_Erklärtes Ziel 1:_
Geben Sie den Abschnitt der Auflistung, der mit der Zeile beginnt, die "- paragraph-2-lead: The" enthält, und mit der Zeile endet, die "- globe-icon: [208, 103, 233, 127]" enthält, einschließlich beider Zeilen als Markdown-Tabelle mit den Spalten "Nummer" und "Zeile" wieder. Lassen Sie Leerzeilen dabei weg.

_Angezeigter Text:_
Leporello
Kunst als Brandschutz: Der "Eiserne Vorhang" in der Staatsoper
Die Künstlerin Tauba Auerbach über ihre Arbeit
14. Juni 2017, 07:52
Im kommenden Herbst feiert die Ausstellungsreihe "Eiserner Vorhang" des Kunstvereins "museum in progress" und der Wiener Staatsoper ihr 20. Jubiläum. Seit 1998 gestalten bildende Künstlerinnen und Künstler die Brandschutzwand zwischen Bühne und Zuschauerraum für die jeweilige Spielzeit und verwandeln die Staatsoper so in einen Ausstellungsraum für zeitgenössische Kunst. Den Auftakt machte Kara Walker, es folgten Namen wie Maria Lassnig, Franz West, Jeff Koons oder Joan Jonas. Der neunzehnte "Eiserne Vorhang" stammt von der US-Amerikanerin Tauba Auerbach, deren Großbild noch bis Ende der Spielzeit 2016/17 zu sehen ist.
1981 in San Francisco geboren, studiert Tauba Auerbach zunächst Maschinenbau an der kalifornischen Eliteuniversität Stanford, denn "ich denke, viele Leute die ihre Berufung im Kreativbereich sehen, sind besorgt, ob sie einmal genug Essen auf den Tisch bringen können. Deshalb wollte ich diesen Abschluss machen", erzählt die Künstlerin im Interview. Obwohl sich Auerbach im Ingenieurwesen überaus wohl fühlt - eine Tatsache, die in der technisch-mathematischen Akkuratesse ihrer Kunst bis heute einen Nachhall findet - bricht Auerbach den Studiengang ab, um sich ihrer wahren Berufung zu widmen. "Denn Maschinenbau war großartig, aber nicht so großartig wie die Malerei."

_Daten zur Aufgabe:_
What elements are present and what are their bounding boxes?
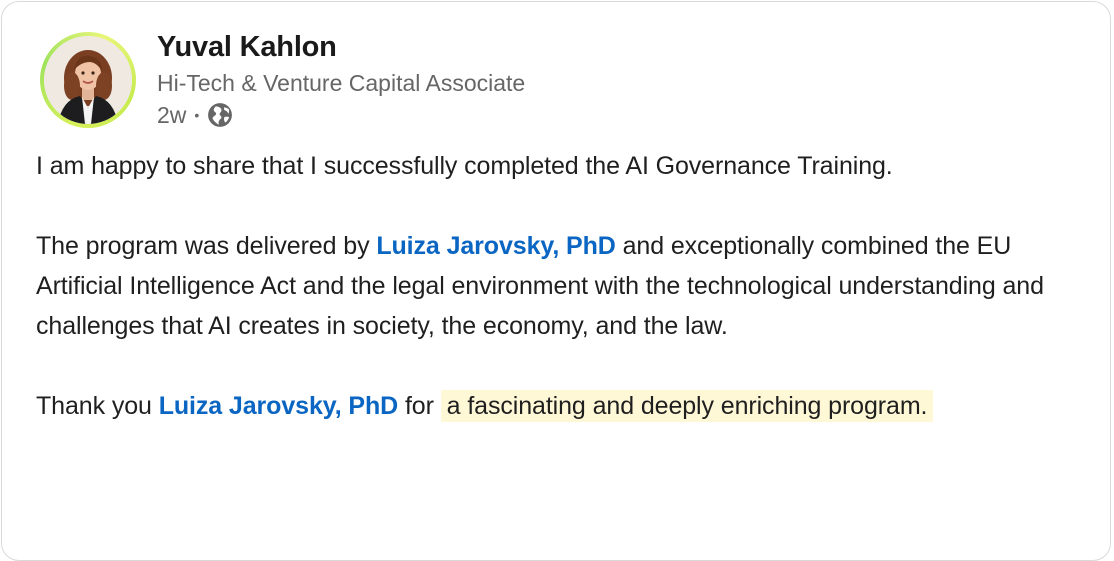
- paragraph-2-lead: The program was delivered by: [36, 232, 377, 260]
- mention-link-luiza-jarovsky[interactable]: Luiza Jarovsky, PhD: [376, 232, 616, 260]
- meta-separator: •: [194, 107, 200, 123]
- author-headline: Hi-Tech & Venture Capital Associate: [157, 70, 526, 96]
- post-paragraph-3: Thank you Luiza Jarovsky, PhD for a fasc…: [36, 386, 1086, 426]
- post-text: I am happy to share that I successfully …: [36, 146, 1086, 426]
- highlighted-text: a fascinating and deeply enriching progr…: [440, 390, 934, 422]
- paragraph-3-middle: for: [398, 392, 441, 420]
- globe-icon: [208, 103, 233, 127]
- author-name[interactable]: Yuval Kahlon: [157, 31, 337, 64]
- post-paragraph-1: I am happy to share that I successfully …: [36, 152, 893, 180]
- post-card: Yuval Kahlon Hi-Tech & Venture Capital A…: [1, 1, 1111, 561]
- post-meta: 2w •: [157, 100, 233, 130]
- paragraph-3-lead: Thank you: [36, 392, 159, 420]
- post-age: 2w: [157, 101, 187, 128]
- avatar: [44, 36, 132, 124]
- mention-link-luiza-jarovsky-2[interactable]: Luiza Jarovsky, PhD: [159, 392, 399, 420]
- author-avatar-ring[interactable]: [40, 32, 136, 128]
- post-paragraph-2: The program was delivered by Luiza Jarov…: [36, 226, 1086, 346]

_Erklärtes Ziel 2:_
Erläutern Sie anhand des Artikels über den "Eisernen Vorhang", weshalb Tauba Auerbach zunächst Maschinenbau studierte.

_Endergebnis 1:_
| Nummer | Zeile |
|---|---|
| 1 | - paragraph-2-lead: The program was delivered by: [36, 232, 377, 260] |
| 2 | - mention-link-luiza-jarovsky[interactable]: Luiza Jarovsky, PhD: [376, 232, 616, 260] |
| 3 | - meta-separator: •: [194, 107, 200, 123] |
| 4 | - author-headline: Hi-Tech & Venture Capital Associate: [157, 70, 526, 96] |
| 5 | - post-paragraph-3: Thank you Luiza Jarovsky, PhD for a fasc…: [36, 386, 1086, 426] |
| 6 | - post-text: I am happy to share that I successfully …: [36, 146, 1086, 426] |
| 7 | - highlighted-text: a fascinating and deeply enriching progr…: [440, 390, 934, 422] |
| 8 | - paragraph-3-middle: for: [398, 392, 441, 420] |
| 9 | - globe-icon: [208, 103, 233, 127] |

_Endergebnis 2:_
Nach ihren Worten sind viele Menschen, die ihre Berufung im Kreativbereich sehen, besorgt, ob sie einmal genug Essen auf den Tisch bringen können. Deshalb wollte sie diesen Abschluss machen.